_Exercise objective:_ Check every line below for the word "white" and copy each one that has it.

════════════════

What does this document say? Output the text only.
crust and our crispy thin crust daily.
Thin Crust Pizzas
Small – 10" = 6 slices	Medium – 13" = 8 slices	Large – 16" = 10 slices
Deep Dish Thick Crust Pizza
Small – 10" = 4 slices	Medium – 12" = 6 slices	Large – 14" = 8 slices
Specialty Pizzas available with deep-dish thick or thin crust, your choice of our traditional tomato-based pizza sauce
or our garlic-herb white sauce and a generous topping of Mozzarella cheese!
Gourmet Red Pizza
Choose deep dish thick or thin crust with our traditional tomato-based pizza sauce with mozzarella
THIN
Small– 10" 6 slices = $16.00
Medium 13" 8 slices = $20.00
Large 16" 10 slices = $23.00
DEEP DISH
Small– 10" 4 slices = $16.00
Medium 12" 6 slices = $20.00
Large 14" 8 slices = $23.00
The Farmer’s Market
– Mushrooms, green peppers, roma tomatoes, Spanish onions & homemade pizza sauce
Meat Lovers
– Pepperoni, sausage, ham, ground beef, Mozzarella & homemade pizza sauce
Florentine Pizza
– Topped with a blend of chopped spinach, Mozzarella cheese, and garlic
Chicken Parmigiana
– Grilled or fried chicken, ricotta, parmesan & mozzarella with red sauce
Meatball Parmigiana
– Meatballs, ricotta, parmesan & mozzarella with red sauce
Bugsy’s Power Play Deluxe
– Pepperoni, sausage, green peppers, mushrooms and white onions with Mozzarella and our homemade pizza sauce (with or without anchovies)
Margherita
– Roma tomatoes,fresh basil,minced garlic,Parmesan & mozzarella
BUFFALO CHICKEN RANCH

════════════════

_Reply to the task:_
or our garlic-herb white sauce and a generous topping of Mozzarella cheese!
– Pepperoni, sausage, green peppers, mushrooms and white onions with Mozzarella and our homemade pizza sauce (with or without anchovies)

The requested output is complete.